[EXERCISE REQUIREMENTS]
Go through the listing below and list every line with "this".

[Dataset items]
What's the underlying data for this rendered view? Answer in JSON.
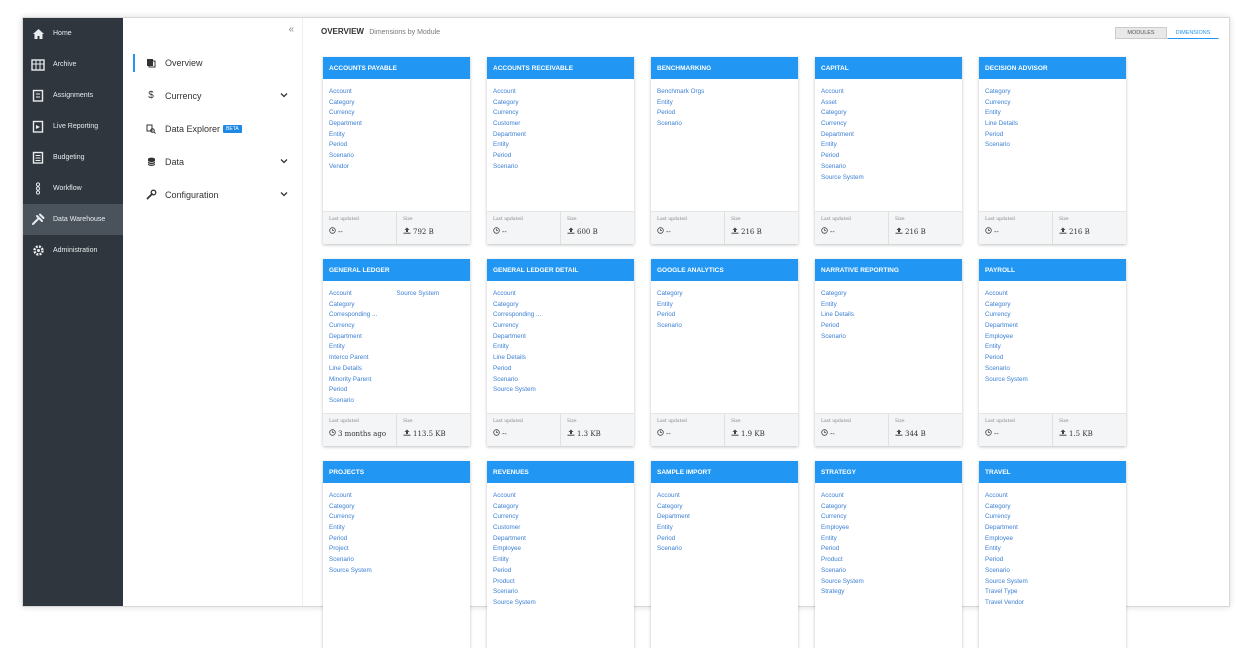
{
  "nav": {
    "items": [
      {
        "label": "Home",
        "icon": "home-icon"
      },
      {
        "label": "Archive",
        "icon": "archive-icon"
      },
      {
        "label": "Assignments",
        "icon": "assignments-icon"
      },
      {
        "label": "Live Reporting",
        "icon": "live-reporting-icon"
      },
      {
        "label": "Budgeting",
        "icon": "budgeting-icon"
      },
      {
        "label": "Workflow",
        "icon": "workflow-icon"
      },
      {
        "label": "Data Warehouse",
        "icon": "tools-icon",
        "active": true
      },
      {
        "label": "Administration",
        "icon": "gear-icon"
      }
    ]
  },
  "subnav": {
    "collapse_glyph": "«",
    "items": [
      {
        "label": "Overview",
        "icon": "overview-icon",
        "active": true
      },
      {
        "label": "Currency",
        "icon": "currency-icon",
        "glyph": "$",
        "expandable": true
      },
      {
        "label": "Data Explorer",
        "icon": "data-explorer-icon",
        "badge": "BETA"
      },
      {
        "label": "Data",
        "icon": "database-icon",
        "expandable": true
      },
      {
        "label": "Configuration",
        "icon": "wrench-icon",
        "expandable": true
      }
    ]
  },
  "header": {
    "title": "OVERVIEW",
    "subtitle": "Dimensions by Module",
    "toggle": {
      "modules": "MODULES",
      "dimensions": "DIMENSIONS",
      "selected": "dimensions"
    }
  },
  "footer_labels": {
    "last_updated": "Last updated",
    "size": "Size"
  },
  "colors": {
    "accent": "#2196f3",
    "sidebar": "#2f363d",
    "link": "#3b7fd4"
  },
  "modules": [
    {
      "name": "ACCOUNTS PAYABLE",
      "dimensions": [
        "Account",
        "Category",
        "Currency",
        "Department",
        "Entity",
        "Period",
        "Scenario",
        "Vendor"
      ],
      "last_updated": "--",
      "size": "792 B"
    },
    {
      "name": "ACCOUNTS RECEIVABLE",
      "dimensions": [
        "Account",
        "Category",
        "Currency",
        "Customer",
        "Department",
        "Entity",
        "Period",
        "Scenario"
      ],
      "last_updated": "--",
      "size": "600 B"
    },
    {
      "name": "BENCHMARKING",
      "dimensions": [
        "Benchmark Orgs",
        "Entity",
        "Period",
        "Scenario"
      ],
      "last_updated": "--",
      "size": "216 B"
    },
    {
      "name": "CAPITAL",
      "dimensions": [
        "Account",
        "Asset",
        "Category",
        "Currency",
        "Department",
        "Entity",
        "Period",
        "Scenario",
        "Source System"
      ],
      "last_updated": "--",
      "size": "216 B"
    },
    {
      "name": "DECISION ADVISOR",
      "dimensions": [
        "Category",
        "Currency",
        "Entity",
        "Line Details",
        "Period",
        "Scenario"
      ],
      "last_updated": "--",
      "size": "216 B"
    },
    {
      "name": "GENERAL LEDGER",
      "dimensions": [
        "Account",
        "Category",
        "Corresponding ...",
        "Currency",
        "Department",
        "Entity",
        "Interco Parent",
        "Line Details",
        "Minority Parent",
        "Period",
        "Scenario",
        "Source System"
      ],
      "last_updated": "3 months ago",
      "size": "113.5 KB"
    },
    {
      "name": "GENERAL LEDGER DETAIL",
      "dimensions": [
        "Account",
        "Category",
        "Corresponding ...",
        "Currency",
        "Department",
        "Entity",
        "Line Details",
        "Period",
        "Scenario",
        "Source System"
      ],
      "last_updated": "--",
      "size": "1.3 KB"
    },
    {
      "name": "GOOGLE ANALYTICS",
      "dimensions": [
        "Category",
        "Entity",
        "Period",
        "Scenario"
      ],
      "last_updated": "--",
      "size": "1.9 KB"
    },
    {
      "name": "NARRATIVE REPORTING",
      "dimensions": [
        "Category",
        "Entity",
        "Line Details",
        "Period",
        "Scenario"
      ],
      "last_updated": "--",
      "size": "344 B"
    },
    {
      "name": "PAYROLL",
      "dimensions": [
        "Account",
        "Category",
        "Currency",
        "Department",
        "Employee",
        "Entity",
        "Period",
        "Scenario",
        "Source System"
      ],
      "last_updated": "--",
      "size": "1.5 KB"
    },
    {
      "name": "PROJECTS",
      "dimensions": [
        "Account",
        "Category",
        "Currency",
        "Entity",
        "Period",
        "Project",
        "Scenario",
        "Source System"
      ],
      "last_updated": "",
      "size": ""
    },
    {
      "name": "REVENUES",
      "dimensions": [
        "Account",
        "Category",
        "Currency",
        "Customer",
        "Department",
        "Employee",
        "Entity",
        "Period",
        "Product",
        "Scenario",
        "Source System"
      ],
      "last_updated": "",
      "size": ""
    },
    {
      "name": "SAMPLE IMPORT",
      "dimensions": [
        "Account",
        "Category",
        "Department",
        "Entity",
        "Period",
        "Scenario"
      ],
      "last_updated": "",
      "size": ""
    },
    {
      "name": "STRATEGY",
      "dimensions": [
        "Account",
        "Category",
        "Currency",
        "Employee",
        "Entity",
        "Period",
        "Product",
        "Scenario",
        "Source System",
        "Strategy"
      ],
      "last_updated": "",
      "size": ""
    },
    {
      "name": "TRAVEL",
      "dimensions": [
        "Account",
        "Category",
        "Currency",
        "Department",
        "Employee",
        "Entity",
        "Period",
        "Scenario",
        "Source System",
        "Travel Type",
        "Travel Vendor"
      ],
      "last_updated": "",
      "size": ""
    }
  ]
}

==

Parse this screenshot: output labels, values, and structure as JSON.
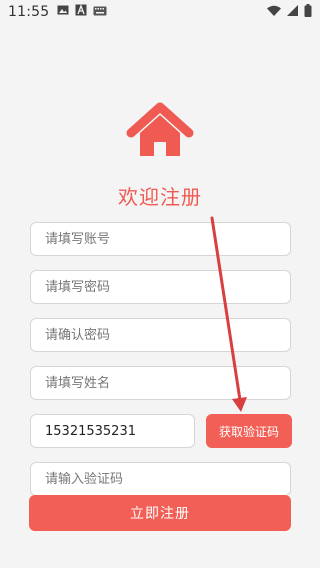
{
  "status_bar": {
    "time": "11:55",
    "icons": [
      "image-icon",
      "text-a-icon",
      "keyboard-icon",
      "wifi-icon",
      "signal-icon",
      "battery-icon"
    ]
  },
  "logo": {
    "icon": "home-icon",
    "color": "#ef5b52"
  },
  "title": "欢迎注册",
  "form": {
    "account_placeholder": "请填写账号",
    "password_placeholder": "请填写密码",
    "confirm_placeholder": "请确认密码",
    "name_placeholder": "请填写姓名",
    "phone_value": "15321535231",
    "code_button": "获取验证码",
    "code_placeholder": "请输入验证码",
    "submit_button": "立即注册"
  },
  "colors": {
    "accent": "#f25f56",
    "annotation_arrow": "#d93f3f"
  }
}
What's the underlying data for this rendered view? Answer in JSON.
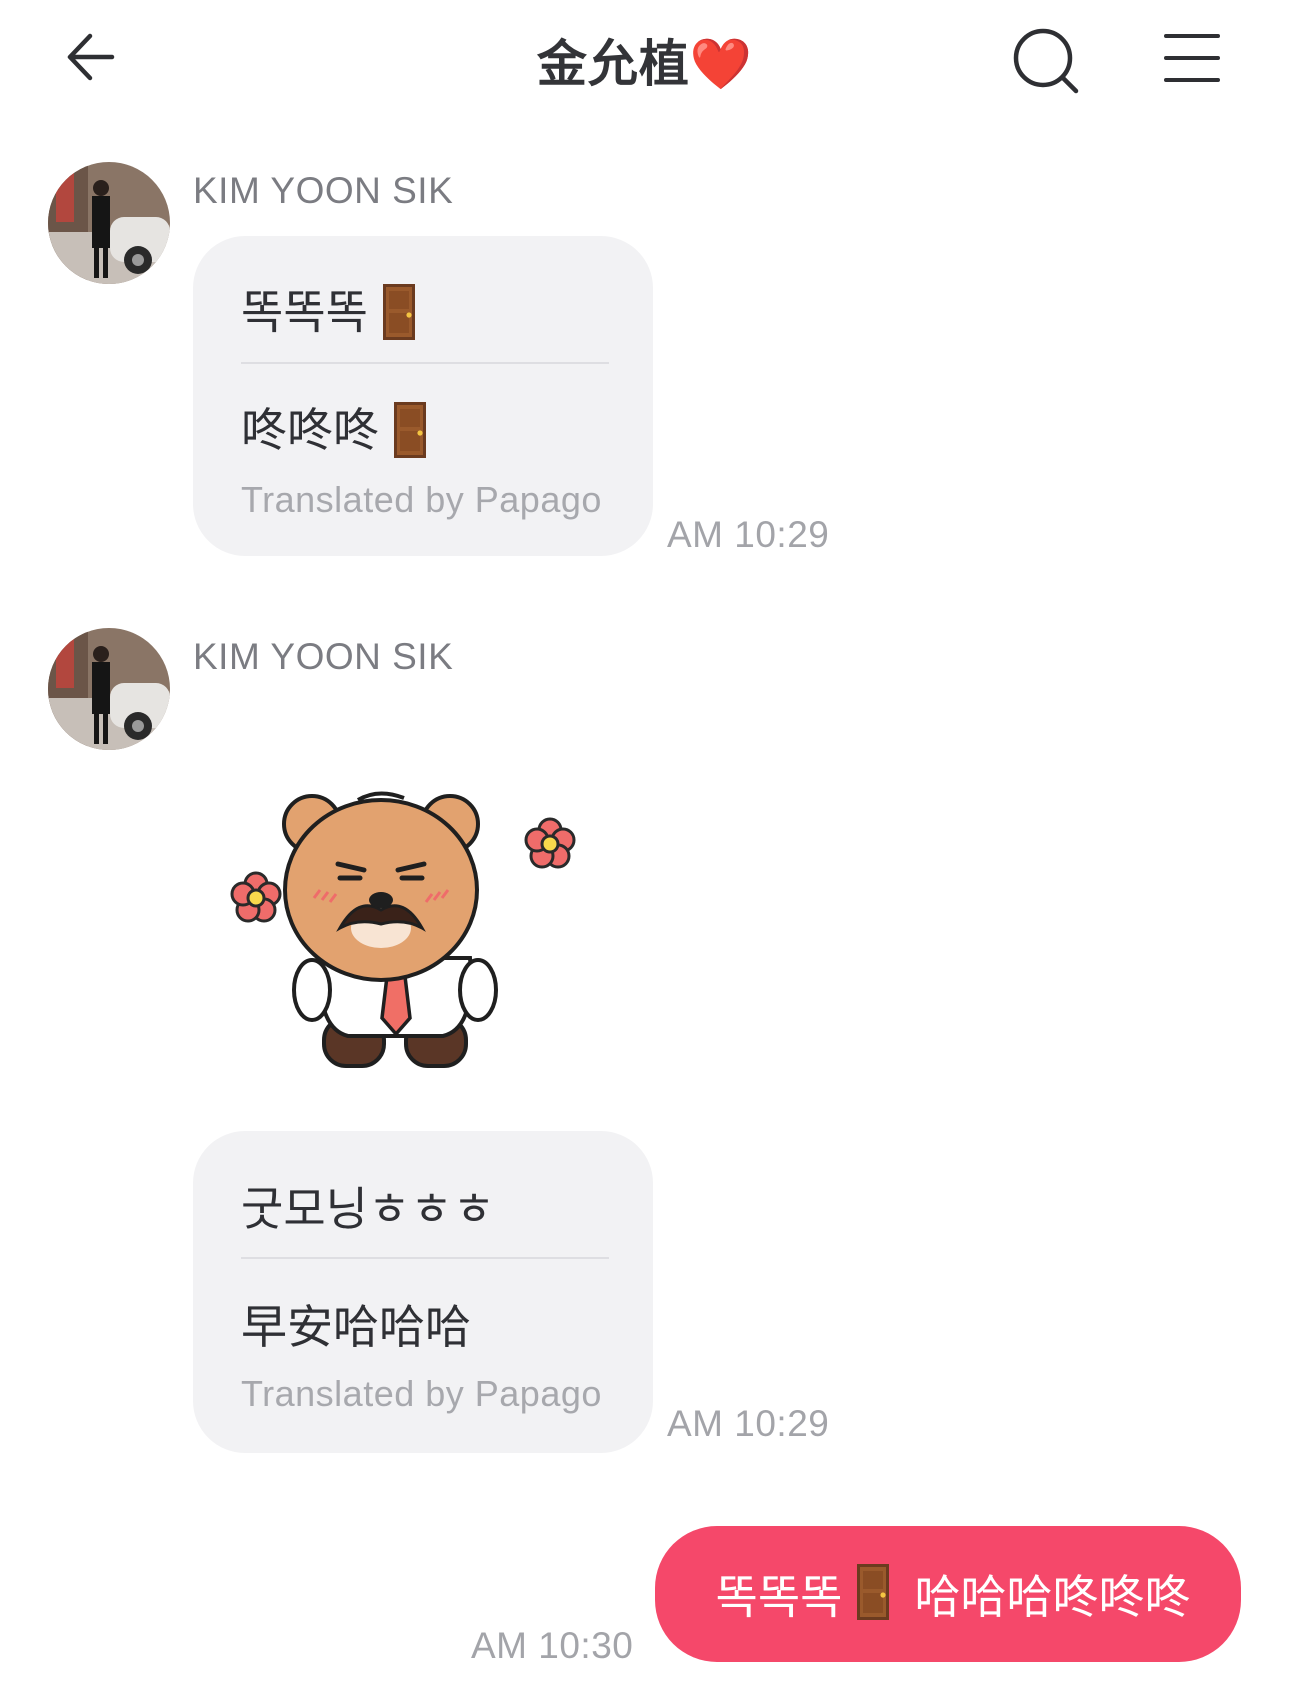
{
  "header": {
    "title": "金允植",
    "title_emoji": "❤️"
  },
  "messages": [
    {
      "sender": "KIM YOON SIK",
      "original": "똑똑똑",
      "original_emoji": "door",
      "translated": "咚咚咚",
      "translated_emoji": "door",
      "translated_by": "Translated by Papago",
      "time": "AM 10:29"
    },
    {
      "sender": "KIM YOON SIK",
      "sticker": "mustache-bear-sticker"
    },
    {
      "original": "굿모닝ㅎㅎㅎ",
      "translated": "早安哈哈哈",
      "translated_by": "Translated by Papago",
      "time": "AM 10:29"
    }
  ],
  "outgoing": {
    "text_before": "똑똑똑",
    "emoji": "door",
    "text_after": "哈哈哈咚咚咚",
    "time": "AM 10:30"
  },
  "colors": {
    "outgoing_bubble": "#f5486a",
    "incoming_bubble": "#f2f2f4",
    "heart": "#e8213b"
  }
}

...

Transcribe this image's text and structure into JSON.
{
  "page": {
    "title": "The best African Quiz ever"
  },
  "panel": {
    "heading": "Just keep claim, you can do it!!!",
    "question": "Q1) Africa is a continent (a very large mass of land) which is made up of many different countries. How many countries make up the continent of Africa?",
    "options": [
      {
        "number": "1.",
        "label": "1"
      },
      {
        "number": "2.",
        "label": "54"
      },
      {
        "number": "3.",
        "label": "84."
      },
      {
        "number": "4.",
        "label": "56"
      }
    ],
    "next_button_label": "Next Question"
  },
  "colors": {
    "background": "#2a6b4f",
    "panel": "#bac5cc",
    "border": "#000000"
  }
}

[THE RESULT]
What's the underlying data for this rendered view? Answer in JSON.
Parse this screenshot: output labels, values, and structure as JSON.
What's the underlying data for this rendered view? Answer in JSON.
Transcribe this image's text and structure into JSON.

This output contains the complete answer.